- [Problem to work on]: Please read the password discussion below and say which standard string one commenter suggests adding to all passwords so they satisfy most sites.

- [Reading text]:

==================================================

When you need to change a password for some website, you'll have to add something to your "door id", e.g. a counter. Then you'll have to remember such counters for every website where you decide to change password. Due to this I was a bit reluctant to change passwords, which is dangerous.

If you want simplicity, the simpler and more convenient solution is to keep an encrypted text file.

--

As for security, the best approach to deterministic password generators I've seen is this:

http://www.cs.utexas.edu/~bwaters/publications/papers/www200...

(Today you'll want to use scrypt as the hash, though).


This is true. I have door ids that with version numbers in them, but then again I store a list of door ids in clear text.

I used to have an encrypted list of passwords, but I was reliant on more complicated software to encrypt and decrypt the password file. Also there was more bookkeeping involved. Whenever I added a password I had to remember to save and encrypt the file and then decrypt it again to verify that I had use the right master password.


Do you think pwclip [1] would work well for you? The key file is optional, if you provide a -c argument that prompts for your passphrase (and ideally returns scrypt(pw)).

[1] https://github.com/davidlazar/pwclip


You can add a standard string to all passwords, for example "Ab1#", so that it satisfies like 99% of sites. You do get in situations where you have to know remember some more information, but this can mostly be written down.


"You do get in situations where you have to know remember some more information, but this can mostly be written down."

That boils down to "this idea won't work"; "writing down my passwords" is the exact failure case we're trying to get away from. And I don't have that problem with LastPass.

The name of the game isn't to try to make this idea work at all costs. The name of the game is to find the best way to manage passwords. It's important not to lose sight of that in the argument. (If you look around, you'll see this particular cognitive problem come up a lot in engineering... never lose sight of the overall goal no matter how far into the trees you go.)

Unfortunately, at least a dozen iterations of this idea have come to my attention, to say nothing of who-knows how many hundreds or thousands of implementations of this basic idea there are, and they haven't succeeded because they really don't work in the real world.


If I write it down, I will lose it. I do have some passwords that follow a specific pattern that I can remember easily for sites I might need to access outside of having KeePass on a machine (haven't put it on my phone).

I love this idea, I hate having to have a actual database to keep after and secure, and I wish it could be done in a way that wouldn't require that, but sites have too many variables for passwords that for me, literally, this wouldn't work on sites I use every day.

==================================================

- [Information provided]:
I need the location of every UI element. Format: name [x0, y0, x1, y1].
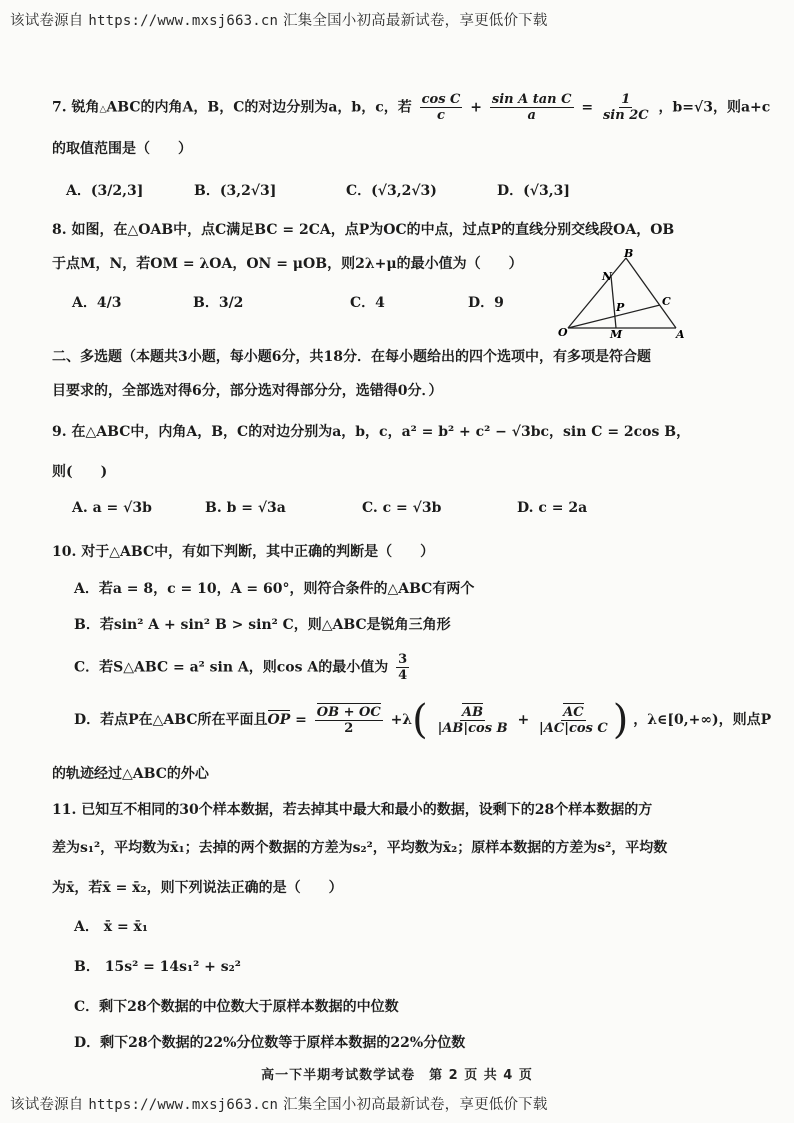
q7-stem-a: 7. 锐角 [52, 99, 100, 116]
q10-d-vec1: $\frac{AB}{\text{|AB|cos B}}$ [437, 704, 508, 736]
fig-label-n: N [602, 270, 613, 283]
q10-d-fraction: $\frac{OB + OC}{2}$ [316, 704, 381, 736]
watermark-prefix: 该试卷源自 [10, 13, 84, 29]
q7-fraction-1: $\frac{\text{cos C}}{c}$ [421, 92, 461, 123]
q9-option-c: C. c = √3b [362, 500, 442, 516]
watermark-bottom [10, 1093, 548, 1114]
q10-d-op-vector: OP [267, 712, 291, 728]
q11-line1: 11. 已知互不相同的30个样本数据，若去掉其中最大和最小的数据，设剩下的28个样本数据的方 [52, 802, 653, 818]
fig-label-m: M [610, 328, 623, 338]
q11-option-b: B． 15s² = 14s₁² + s₂² [74, 959, 241, 975]
q7-option-d: D．(√3,3] [497, 183, 570, 199]
q9-option-b: B. b = √3a [205, 500, 286, 516]
q7-equals: = [581, 99, 594, 116]
watermark-suffix: 汇集全国小初高最新试卷，享更低价下载 [282, 1097, 548, 1113]
q9-option-a: A. a = √3b [72, 500, 152, 516]
q7-plus: + [470, 99, 483, 116]
q8-option-c: C．4 [350, 295, 385, 311]
q10-d-lambda: +λ [390, 712, 413, 728]
q10-option-b: B．若sin² A + sin² B > sin² C，则△ABC是锐角三角形 [74, 617, 451, 633]
q7-fraction-2: $\frac{\text{sin A tan C}}{a}$ [491, 92, 572, 123]
q7-stem-b: ABC的内角A，B，C的对边分别为a，b，c，若 [106, 99, 412, 116]
page-footer: 高一下半期考试数学试卷 第 2 页 共 4 页 [261, 1068, 533, 1083]
q11-line2: 差为s₁²，平均数为x̄₁；去掉的两个数据的方差为s₂²，平均数为x̄₂；原样本数据的方差为s²，平均数 [52, 840, 668, 856]
q10-d-tail: ，λ∈[0,+∞)，则点P [633, 712, 772, 728]
q8-option-a: A．4/3 [72, 295, 122, 311]
q11-option-d: D．剩下28个数据的22%分位数等于原样本数据的22%分位数 [74, 1035, 466, 1051]
q7-option-b: B．(3,2√3] [194, 183, 277, 199]
q7-fraction-3: $\frac{1}{\sin 2C}$ [602, 92, 649, 123]
q11-line3: 为x̄，若x̄ = x̄₂，则下列说法正确的是（ ） [52, 880, 343, 896]
fig-label-c: C [662, 295, 671, 308]
q9-option-d: D. c = 2a [517, 500, 588, 516]
q10-d-vec2: $\frac{AC}{\text{|AC|cos C}}$ [539, 704, 608, 736]
q10-d-eq: = [295, 712, 307, 728]
q10-c-fraction: $\frac{3}{4}$ [398, 652, 408, 683]
watermark-suffix: 汇集全国小初高最新试卷，享更低价下载 [282, 13, 548, 29]
q7-tail: ，b=√3，则a+c [658, 99, 771, 116]
watermark-url[interactable]: https://www.mxsj663.cn [88, 1097, 279, 1113]
q7-line2: 的取值范围是（ ） [52, 141, 192, 157]
q8-option-b: B．3/2 [193, 295, 244, 311]
fig-label-p: P [616, 301, 625, 314]
fig-label-o: O [558, 326, 568, 338]
q10-d-line2: 的轨迹经过△ABC的外心 [52, 766, 209, 782]
q7-option-c: C．(√3,2√3) [346, 183, 437, 199]
q8-triangle-figure [556, 248, 696, 338]
section2-line1: 二、多选题（本题共3小题，每小题6分，共18分．在每小题给出的四个选项中，有多项是符合题 [52, 349, 651, 365]
q7-line1: 7. 锐角△ABC的内角A，B，C的对边分别为a，b，c，若 $\frac{\text{cos C}}{c}$ + $\frac{\text{sin A tan C}}{a}$ = $\frac{1}{\sin 2C}$ ，b=√3，则a+c [52, 92, 771, 123]
fig-label-b: B [624, 248, 634, 260]
q8-line1: 8. 如图，在△OAB中，点C满足BC = 2CA，点P为OC的中点，过点P的直线分别交线段OA，OB [52, 222, 675, 238]
q10-c-text: C．若S△ABC = a² sin A，则cos A的最小值为 [74, 659, 389, 676]
q10-option-a: A．若a = 8，c = 10，A = 60°，则符合条件的△ABC有两个 [74, 581, 475, 597]
watermark-top [10, 9, 548, 30]
q10-stem: 10. 对于△ABC中，有如下判断，其中正确的判断是（ ） [52, 544, 435, 560]
q8-option-d: D．9 [468, 295, 504, 311]
q7-option-a: A．(3/2,3] [66, 183, 144, 199]
fig-label-a: A [676, 328, 685, 338]
q10-option-c [74, 652, 412, 683]
q11-option-c: C．剩下28个数据的中位数大于原样本数据的中位数 [74, 999, 399, 1015]
q10-d-text: D．若点P在△ABC所在平面且 [74, 712, 268, 728]
q10-option-d: D．若点P在△ABC所在平面且OP = $\frac{OB + OC}{2}$ +λ( $\frac{AB}{\text{|AB|cos B}}$ + $\frac{AC}{\text{|AC|cos C}}$ ) ，λ∈[0,+∞)，则点P [74, 697, 772, 743]
watermark-url[interactable]: https://www.mxsj663.cn [88, 13, 279, 29]
section2-line2: 目要求的，全部选对得6分，部分选对得部分分，选错得0分．） [52, 383, 443, 399]
watermark-prefix: 该试卷源自 [10, 1097, 84, 1113]
q9-line1: 9. 在△ABC中，内角A，B，C的对边分别为a，b，c，a² = b² + c² − √3bc，sin C = 2cos B， [52, 424, 691, 440]
q8-line2: 于点M，N，若OM = λOA，ON = μOB，则2λ+μ的最小值为（ ） [52, 256, 523, 272]
q11-option-a: A． x̄ = x̄₁ [74, 919, 149, 935]
q9-line2: 则( ) [52, 464, 108, 480]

==================================================

- [Finished task]: "Ab1#"